Across the entries below, how many lines contain the string "tradition"? Give only the count.

## start GIVEN RECORDS

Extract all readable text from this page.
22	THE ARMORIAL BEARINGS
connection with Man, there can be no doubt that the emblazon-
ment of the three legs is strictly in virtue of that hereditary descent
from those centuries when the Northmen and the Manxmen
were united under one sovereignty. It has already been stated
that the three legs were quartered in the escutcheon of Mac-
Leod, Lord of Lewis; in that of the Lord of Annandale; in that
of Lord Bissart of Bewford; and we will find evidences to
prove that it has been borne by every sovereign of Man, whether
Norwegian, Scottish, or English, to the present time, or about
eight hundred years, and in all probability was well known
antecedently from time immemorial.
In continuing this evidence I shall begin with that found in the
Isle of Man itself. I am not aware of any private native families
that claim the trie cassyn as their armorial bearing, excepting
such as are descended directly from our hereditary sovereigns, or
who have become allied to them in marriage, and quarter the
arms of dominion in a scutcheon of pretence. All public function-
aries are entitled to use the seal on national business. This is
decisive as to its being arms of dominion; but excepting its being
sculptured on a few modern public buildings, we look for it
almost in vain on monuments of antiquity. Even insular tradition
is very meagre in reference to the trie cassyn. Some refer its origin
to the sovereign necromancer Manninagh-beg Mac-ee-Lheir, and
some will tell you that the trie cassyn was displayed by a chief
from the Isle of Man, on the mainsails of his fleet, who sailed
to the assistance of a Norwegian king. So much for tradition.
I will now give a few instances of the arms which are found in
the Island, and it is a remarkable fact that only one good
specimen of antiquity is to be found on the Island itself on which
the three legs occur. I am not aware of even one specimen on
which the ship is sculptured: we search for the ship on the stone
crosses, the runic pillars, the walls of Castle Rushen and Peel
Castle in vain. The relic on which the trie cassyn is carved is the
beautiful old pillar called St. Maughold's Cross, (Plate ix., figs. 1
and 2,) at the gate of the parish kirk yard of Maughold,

## end GIVEN RECORDS

### WRITTEN RESPONSE
2